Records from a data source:
•••

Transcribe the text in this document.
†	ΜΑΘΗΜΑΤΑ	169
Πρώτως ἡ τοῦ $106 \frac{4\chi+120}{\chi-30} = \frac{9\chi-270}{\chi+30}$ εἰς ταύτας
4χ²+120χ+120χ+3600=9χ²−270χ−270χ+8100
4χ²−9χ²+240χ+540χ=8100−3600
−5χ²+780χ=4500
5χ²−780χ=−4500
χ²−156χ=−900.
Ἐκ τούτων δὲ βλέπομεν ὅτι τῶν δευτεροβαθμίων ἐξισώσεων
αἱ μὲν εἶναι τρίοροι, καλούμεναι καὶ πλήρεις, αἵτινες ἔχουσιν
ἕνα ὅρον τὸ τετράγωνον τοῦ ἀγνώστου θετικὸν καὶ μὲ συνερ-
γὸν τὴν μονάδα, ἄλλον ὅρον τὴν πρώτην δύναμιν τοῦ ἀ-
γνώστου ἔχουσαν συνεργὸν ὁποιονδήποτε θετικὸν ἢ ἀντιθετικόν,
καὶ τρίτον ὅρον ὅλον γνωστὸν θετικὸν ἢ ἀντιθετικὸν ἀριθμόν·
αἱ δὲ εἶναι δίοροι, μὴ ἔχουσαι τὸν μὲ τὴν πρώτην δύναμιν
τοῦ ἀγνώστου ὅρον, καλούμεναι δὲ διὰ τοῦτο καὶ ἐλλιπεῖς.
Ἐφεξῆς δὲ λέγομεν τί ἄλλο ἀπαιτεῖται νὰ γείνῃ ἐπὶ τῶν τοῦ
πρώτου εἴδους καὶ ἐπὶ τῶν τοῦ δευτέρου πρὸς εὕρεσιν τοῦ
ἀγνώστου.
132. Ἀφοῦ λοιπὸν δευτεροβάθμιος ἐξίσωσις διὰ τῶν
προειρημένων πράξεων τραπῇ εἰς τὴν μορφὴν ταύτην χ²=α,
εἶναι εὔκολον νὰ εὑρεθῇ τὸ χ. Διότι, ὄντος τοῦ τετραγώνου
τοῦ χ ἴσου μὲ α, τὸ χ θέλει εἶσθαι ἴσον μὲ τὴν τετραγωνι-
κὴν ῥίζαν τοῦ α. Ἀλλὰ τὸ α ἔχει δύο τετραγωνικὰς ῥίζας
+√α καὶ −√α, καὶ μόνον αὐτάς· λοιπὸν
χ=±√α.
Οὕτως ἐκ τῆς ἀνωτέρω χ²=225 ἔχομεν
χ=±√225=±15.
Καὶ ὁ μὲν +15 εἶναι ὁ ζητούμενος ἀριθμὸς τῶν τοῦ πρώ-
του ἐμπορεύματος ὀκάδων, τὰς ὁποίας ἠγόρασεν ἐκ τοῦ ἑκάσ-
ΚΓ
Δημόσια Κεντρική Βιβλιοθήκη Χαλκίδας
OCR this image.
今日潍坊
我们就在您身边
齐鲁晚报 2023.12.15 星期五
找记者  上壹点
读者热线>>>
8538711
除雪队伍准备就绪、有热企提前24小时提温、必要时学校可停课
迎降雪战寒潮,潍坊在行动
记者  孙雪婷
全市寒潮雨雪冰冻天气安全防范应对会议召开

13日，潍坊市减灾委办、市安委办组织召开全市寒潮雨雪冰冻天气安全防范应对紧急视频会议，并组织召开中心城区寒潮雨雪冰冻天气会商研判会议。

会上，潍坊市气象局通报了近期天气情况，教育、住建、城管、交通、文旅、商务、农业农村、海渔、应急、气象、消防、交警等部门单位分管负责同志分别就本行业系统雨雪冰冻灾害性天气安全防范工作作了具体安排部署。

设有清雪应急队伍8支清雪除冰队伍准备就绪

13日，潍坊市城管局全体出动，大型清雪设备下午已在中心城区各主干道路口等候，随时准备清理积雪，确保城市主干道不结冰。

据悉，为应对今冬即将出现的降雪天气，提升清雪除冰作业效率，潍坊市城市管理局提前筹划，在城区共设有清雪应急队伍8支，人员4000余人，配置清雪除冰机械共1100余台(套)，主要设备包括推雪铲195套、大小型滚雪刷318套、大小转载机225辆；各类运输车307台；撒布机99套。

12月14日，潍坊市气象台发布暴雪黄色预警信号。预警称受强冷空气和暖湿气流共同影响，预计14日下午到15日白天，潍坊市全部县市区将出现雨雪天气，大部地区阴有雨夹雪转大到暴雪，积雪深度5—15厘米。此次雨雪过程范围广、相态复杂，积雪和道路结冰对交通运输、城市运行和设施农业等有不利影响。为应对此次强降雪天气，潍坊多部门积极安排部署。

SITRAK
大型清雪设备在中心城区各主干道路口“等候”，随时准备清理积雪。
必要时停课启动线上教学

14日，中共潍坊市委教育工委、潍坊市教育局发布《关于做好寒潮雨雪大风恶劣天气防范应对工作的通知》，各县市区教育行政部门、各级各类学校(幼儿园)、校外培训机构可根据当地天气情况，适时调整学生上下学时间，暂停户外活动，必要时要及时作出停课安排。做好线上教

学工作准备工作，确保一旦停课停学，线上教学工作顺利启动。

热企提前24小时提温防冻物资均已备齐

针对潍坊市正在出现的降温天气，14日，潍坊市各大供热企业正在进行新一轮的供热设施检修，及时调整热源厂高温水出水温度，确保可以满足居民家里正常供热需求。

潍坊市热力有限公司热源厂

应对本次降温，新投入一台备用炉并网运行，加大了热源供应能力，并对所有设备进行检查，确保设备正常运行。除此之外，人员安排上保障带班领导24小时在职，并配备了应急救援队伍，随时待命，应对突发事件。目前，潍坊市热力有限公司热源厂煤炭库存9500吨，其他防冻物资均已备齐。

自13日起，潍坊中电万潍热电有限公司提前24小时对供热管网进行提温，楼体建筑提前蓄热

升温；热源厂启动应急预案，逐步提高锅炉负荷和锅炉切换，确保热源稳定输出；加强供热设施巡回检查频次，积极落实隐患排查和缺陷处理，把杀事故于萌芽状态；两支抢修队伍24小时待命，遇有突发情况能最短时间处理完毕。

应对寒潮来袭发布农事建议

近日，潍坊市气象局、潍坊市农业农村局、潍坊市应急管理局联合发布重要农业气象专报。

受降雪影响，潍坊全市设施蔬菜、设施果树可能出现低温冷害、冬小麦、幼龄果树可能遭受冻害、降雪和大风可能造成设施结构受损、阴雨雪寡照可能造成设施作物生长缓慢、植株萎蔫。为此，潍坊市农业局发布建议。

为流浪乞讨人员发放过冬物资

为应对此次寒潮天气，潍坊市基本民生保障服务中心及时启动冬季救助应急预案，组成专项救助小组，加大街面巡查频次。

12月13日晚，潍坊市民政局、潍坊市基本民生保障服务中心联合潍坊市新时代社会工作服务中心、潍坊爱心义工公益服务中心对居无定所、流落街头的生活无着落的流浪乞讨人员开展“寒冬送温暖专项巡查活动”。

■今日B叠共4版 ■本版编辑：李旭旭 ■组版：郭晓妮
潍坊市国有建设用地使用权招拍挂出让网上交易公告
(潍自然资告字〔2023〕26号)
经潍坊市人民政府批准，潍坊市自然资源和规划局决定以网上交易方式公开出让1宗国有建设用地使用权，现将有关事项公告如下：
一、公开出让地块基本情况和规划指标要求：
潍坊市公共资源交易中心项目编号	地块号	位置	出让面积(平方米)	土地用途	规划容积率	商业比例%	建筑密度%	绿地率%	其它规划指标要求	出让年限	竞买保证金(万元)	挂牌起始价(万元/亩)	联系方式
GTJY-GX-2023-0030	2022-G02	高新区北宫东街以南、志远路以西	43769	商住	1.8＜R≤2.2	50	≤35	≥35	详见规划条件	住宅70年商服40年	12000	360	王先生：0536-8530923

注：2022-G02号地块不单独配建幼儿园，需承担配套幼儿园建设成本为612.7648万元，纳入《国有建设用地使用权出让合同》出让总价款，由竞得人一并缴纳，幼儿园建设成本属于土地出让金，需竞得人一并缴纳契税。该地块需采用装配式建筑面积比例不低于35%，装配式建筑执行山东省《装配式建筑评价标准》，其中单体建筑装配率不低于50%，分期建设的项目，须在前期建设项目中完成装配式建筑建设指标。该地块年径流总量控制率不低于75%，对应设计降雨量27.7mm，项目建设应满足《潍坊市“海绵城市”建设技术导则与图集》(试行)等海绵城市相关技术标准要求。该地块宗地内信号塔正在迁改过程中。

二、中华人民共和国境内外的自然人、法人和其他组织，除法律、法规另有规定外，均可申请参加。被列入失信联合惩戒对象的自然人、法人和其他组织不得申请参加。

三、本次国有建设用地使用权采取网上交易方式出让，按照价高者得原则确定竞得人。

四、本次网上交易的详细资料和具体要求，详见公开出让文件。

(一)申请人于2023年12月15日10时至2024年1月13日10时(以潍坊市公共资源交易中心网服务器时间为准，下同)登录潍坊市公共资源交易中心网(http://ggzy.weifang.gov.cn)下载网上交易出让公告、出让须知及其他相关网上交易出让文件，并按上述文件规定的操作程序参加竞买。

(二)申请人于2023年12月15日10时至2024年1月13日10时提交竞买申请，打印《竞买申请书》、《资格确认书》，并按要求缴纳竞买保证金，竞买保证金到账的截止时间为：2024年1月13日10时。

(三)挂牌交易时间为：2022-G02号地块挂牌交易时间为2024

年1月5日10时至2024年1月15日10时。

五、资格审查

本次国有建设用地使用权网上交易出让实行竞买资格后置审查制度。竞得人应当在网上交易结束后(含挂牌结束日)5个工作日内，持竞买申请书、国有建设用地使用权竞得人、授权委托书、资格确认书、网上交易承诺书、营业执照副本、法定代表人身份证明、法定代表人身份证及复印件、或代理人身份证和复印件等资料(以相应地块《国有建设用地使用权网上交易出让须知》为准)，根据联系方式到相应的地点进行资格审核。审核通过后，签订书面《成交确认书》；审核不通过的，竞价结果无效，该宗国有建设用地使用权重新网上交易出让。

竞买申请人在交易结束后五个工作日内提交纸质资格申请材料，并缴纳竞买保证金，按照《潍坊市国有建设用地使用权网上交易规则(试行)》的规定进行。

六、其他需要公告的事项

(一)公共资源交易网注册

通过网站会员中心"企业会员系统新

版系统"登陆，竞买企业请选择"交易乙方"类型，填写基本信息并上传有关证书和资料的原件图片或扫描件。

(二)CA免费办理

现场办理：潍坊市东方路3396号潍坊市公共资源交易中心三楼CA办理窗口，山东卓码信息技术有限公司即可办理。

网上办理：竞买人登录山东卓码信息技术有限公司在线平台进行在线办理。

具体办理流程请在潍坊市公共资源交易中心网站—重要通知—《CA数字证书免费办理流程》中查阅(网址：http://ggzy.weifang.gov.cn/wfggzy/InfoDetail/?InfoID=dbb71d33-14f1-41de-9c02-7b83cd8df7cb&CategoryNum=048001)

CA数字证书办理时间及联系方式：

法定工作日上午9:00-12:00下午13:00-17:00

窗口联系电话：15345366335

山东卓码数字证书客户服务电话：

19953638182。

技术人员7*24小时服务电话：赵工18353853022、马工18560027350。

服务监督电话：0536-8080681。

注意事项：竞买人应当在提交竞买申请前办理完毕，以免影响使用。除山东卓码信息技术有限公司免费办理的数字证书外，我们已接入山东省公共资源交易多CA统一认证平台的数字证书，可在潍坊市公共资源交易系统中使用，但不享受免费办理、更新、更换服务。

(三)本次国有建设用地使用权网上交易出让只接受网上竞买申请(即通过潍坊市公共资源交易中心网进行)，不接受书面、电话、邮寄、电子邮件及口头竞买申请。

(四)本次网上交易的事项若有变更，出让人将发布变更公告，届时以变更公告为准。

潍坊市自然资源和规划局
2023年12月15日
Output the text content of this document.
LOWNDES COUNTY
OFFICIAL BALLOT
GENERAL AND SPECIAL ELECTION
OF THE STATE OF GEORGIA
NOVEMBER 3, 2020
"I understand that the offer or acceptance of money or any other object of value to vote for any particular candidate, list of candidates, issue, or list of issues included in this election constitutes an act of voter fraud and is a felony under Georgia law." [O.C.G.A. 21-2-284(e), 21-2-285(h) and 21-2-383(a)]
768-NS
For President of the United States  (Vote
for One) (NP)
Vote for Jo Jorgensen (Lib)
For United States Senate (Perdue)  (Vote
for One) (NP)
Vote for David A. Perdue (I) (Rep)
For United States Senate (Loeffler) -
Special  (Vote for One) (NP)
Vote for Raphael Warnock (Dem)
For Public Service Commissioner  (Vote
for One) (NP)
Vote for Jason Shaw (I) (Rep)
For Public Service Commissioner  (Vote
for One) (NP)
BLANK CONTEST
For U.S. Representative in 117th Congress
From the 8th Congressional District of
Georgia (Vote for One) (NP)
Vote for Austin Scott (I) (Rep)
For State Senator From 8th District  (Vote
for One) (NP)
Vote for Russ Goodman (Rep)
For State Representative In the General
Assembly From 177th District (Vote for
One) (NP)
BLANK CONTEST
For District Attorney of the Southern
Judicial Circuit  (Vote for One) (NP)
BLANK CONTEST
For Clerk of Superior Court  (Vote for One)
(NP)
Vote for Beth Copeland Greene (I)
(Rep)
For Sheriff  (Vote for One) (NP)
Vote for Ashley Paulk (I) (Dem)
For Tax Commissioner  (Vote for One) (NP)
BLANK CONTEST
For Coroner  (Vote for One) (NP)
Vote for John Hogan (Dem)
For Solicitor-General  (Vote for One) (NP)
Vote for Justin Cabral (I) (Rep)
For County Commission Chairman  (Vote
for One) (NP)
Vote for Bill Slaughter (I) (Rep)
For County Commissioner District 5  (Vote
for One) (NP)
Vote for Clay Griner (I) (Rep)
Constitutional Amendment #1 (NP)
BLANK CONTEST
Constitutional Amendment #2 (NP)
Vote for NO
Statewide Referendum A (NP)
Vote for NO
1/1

•••

Aim of the task: Reproduce the listing above exactly from the line containing "Output the text content of this document." through its last line, with both of those lines included.

Full answer:
Output the text content of this document.
LOWNDES COUNTY
OFFICIAL BALLOT
GENERAL AND SPECIAL ELECTION
OF THE STATE OF GEORGIA
NOVEMBER 3, 2020
"I understand that the offer or acceptance of money or any other object of value to vote for any particular candidate, list of candidates, issue, or list of issues included in this election constitutes an act of voter fraud and is a felony under Georgia law." [O.C.G.A. 21-2-284(e), 21-2-285(h) and 21-2-383(a)]
768-NS
For President of the United States  (Vote
for One) (NP)
Vote for Jo Jorgensen (Lib)
For United States Senate (Perdue)  (Vote
for One) (NP)
Vote for David A. Perdue (I) (Rep)
For United States Senate (Loeffler) -
Special  (Vote for One) (NP)
Vote for Raphael Warnock (Dem)
For Public Service Commissioner  (Vote
for One) (NP)
Vote for Jason Shaw (I) (Rep)
For Public Service Commissioner  (Vote
for One) (NP)
BLANK CONTEST
For U.S. Representative in 117th Congress
From the 8th Congressional District of
Georgia (Vote for One) (NP)
Vote for Austin Scott (I) (Rep)
For State Senator From 8th District  (Vote
for One) (NP)
Vote for Russ Goodman (Rep)
For State Representative In the General
Assembly From 177th District (Vote for
One) (NP)
BLANK CONTEST
For District Attorney of the Southern
Judicial Circuit  (Vote for One) (NP)
BLANK CONTEST
For Clerk of Superior Court  (Vote for One)
(NP)
Vote for Beth Copeland Greene (I)
(Rep)
For Sheriff  (Vote for One) (NP)
Vote for Ashley Paulk (I) (Dem)
For Tax Commissioner  (Vote for One) (NP)
BLANK CONTEST
For Coroner  (Vote for One) (NP)
Vote for John Hogan (Dem)
For Solicitor-General  (Vote for One) (NP)
Vote for Justin Cabral (I) (Rep)
For County Commission Chairman  (Vote
for One) (NP)
Vote for Bill Slaughter (I) (Rep)
For County Commissioner District 5  (Vote
for One) (NP)
Vote for Clay Griner (I) (Rep)
Constitutional Amendment #1 (NP)
BLANK CONTEST
Constitutional Amendment #2 (NP)
Vote for NO
Statewide Referendum A (NP)
Vote for NO
1/1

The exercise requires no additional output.